» Written request:
Copy the items below word for word, from the very first one through the one that contains "svg-text:74: 74 (755, 261, 767, 273)", with both ends included.

» Extracted entries:
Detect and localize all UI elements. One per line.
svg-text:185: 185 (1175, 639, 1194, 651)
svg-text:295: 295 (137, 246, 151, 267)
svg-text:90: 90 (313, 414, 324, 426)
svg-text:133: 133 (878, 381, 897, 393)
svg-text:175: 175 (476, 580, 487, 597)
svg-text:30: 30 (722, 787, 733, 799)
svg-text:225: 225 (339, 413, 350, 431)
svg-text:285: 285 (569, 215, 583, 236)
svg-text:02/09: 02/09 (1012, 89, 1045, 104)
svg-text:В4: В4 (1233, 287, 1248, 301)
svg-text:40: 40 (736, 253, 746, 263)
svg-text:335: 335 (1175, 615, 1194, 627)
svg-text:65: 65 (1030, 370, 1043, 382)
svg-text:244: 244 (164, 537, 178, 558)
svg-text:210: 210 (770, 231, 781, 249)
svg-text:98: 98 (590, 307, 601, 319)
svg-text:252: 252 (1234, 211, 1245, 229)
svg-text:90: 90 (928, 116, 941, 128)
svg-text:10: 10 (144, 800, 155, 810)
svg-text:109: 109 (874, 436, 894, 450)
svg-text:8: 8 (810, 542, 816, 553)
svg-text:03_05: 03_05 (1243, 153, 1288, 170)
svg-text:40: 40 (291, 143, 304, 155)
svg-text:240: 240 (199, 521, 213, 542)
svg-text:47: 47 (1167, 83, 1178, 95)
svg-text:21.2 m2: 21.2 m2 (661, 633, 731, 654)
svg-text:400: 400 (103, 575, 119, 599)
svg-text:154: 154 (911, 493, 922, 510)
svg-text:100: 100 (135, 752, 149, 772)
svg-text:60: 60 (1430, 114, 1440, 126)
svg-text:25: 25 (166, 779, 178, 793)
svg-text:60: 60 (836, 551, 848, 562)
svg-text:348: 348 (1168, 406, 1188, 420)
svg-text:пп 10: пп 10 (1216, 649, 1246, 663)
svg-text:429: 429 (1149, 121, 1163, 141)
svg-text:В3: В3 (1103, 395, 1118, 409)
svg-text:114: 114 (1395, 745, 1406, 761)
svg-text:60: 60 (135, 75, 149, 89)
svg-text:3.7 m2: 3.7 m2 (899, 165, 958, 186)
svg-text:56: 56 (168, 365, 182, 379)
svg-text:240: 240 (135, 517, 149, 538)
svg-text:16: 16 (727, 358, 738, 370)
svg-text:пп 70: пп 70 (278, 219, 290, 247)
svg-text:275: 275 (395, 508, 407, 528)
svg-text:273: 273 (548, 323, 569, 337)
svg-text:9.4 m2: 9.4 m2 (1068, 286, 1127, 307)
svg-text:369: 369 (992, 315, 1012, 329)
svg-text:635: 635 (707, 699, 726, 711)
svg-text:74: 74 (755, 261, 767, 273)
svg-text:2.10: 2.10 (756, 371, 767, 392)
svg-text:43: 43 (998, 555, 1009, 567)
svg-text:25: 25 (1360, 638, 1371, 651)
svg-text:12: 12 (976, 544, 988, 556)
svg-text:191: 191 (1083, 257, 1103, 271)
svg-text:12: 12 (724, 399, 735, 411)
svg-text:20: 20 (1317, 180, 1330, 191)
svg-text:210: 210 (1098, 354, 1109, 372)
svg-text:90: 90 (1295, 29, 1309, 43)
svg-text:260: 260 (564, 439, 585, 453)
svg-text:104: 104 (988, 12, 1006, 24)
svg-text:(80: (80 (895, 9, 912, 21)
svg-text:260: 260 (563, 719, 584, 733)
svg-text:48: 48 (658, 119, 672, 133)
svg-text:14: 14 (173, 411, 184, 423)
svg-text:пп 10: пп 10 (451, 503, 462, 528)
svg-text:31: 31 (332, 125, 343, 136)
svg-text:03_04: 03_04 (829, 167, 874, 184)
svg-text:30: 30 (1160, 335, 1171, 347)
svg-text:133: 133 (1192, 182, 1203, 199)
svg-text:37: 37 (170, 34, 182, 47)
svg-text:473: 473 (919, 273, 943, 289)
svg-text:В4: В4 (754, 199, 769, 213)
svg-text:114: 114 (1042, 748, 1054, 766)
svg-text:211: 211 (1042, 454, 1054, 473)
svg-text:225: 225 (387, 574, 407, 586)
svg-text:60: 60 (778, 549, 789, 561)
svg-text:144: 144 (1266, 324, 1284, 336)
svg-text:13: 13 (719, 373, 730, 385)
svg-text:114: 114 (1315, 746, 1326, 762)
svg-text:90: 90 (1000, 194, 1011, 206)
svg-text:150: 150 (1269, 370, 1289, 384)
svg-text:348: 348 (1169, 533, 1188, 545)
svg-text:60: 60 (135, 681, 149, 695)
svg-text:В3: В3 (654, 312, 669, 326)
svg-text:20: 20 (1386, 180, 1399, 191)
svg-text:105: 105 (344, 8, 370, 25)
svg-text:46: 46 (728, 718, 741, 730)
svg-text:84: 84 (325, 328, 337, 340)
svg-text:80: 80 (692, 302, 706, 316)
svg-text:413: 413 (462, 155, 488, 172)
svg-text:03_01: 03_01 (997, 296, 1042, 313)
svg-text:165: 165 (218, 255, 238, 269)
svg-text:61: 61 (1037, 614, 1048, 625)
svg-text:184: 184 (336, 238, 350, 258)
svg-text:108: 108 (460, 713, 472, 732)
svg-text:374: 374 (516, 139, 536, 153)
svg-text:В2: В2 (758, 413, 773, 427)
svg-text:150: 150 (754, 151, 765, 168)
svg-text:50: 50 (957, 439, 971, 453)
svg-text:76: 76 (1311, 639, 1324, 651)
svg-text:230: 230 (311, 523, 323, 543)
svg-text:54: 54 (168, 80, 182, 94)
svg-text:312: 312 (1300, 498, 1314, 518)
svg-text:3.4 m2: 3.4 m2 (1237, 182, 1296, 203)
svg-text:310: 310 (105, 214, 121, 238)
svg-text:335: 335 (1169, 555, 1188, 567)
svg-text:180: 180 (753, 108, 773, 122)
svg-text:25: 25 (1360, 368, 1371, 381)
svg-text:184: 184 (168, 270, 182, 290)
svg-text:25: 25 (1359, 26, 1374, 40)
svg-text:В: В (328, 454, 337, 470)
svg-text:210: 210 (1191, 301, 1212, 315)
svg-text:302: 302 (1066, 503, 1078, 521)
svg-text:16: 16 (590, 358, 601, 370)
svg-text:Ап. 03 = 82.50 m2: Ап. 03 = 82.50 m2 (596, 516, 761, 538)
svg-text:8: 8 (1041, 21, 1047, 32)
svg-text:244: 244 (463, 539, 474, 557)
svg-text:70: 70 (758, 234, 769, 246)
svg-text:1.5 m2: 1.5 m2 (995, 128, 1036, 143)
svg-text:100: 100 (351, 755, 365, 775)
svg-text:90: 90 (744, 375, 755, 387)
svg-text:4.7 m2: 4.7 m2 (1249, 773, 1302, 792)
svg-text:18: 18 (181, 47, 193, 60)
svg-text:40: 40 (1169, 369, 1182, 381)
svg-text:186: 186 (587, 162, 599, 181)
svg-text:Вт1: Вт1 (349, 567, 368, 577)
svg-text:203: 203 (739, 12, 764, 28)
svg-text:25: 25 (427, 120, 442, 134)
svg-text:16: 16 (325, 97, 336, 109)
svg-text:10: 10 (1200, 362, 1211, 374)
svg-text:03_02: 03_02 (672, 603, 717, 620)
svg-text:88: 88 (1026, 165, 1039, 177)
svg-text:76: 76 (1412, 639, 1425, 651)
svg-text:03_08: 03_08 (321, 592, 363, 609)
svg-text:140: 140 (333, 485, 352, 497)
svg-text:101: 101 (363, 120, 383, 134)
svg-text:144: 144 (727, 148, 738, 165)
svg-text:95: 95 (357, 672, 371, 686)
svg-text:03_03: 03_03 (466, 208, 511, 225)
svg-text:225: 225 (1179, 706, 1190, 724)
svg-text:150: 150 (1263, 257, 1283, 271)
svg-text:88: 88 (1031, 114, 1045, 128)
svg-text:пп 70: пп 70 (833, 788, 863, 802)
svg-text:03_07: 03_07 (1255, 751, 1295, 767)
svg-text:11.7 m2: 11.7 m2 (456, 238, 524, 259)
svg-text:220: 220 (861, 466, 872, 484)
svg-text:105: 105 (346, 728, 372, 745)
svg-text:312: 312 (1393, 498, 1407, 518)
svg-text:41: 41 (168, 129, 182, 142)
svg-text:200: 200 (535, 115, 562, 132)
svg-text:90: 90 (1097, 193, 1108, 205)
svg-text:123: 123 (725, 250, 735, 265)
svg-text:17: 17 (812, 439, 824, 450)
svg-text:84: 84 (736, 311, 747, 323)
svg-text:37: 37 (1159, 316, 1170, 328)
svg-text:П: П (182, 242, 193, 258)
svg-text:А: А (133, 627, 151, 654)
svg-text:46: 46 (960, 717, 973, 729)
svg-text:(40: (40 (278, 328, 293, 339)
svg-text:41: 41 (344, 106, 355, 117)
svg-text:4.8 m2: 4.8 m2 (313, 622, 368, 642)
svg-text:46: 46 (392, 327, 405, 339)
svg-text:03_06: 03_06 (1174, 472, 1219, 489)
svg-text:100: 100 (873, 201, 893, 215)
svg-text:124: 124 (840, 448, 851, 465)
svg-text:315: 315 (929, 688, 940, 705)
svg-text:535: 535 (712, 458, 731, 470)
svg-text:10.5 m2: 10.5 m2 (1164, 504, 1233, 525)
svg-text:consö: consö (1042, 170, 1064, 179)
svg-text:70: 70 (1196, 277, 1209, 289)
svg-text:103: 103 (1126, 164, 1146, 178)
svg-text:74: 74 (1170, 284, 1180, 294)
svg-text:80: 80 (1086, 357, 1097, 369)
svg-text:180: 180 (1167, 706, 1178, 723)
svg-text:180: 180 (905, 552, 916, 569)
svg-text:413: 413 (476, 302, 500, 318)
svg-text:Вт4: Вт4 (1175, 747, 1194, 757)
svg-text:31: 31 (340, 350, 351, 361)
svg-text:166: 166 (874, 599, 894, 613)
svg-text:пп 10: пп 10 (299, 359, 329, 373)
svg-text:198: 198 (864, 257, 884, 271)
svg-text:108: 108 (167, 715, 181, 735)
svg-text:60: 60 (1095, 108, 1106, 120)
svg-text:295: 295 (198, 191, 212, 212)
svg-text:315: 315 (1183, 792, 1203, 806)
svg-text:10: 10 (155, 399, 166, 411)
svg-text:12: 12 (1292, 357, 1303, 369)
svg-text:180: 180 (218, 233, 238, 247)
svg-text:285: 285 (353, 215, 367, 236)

» Solution:
Detect and localize all UI elements. One per line.
svg-text:185: 185 (1175, 639, 1194, 651)
svg-text:295: 295 (137, 246, 151, 267)
svg-text:90: 90 (313, 414, 324, 426)
svg-text:133: 133 (878, 381, 897, 393)
svg-text:175: 175 (476, 580, 487, 597)
svg-text:30: 30 (722, 787, 733, 799)
svg-text:225: 225 (339, 413, 350, 431)
svg-text:285: 285 (569, 215, 583, 236)
svg-text:02/09: 02/09 (1012, 89, 1045, 104)
svg-text:В4: В4 (1233, 287, 1248, 301)
svg-text:40: 40 (736, 253, 746, 263)
svg-text:335: 335 (1175, 615, 1194, 627)
svg-text:65: 65 (1030, 370, 1043, 382)
svg-text:244: 244 (164, 537, 178, 558)
svg-text:210: 210 (770, 231, 781, 249)
svg-text:98: 98 (590, 307, 601, 319)
svg-text:252: 252 (1234, 211, 1245, 229)
svg-text:90: 90 (928, 116, 941, 128)
svg-text:10: 10 (144, 800, 155, 810)
svg-text:109: 109 (874, 436, 894, 450)
svg-text:8: 8 (810, 542, 816, 553)
svg-text:03_05: 03_05 (1243, 153, 1288, 170)
svg-text:40: 40 (291, 143, 304, 155)
svg-text:240: 240 (199, 521, 213, 542)
svg-text:47: 47 (1167, 83, 1178, 95)
svg-text:21.2 m2: 21.2 m2 (661, 633, 731, 654)
svg-text:400: 400 (103, 575, 119, 599)
svg-text:154: 154 (911, 493, 922, 510)
svg-text:100: 100 (135, 752, 149, 772)
svg-text:60: 60 (1430, 114, 1440, 126)
svg-text:25: 25 (166, 779, 178, 793)
svg-text:60: 60 (836, 551, 848, 562)
svg-text:348: 348 (1168, 406, 1188, 420)
svg-text:пп 10: пп 10 (1216, 649, 1246, 663)
svg-text:429: 429 (1149, 121, 1163, 141)
svg-text:В3: В3 (1103, 395, 1118, 409)
svg-text:114: 114 (1395, 745, 1406, 761)
svg-text:60: 60 (135, 75, 149, 89)
svg-text:3.7 m2: 3.7 m2 (899, 165, 958, 186)
svg-text:56: 56 (168, 365, 182, 379)
svg-text:240: 240 (135, 517, 149, 538)
svg-text:16: 16 (727, 358, 738, 370)
svg-text:пп 70: пп 70 (278, 219, 290, 247)
svg-text:275: 275 (395, 508, 407, 528)
svg-text:273: 273 (548, 323, 569, 337)
svg-text:9.4 m2: 9.4 m2 (1068, 286, 1127, 307)
svg-text:369: 369 (992, 315, 1012, 329)
svg-text:635: 635 (707, 699, 726, 711)
svg-text:74: 74 (755, 261, 767, 273)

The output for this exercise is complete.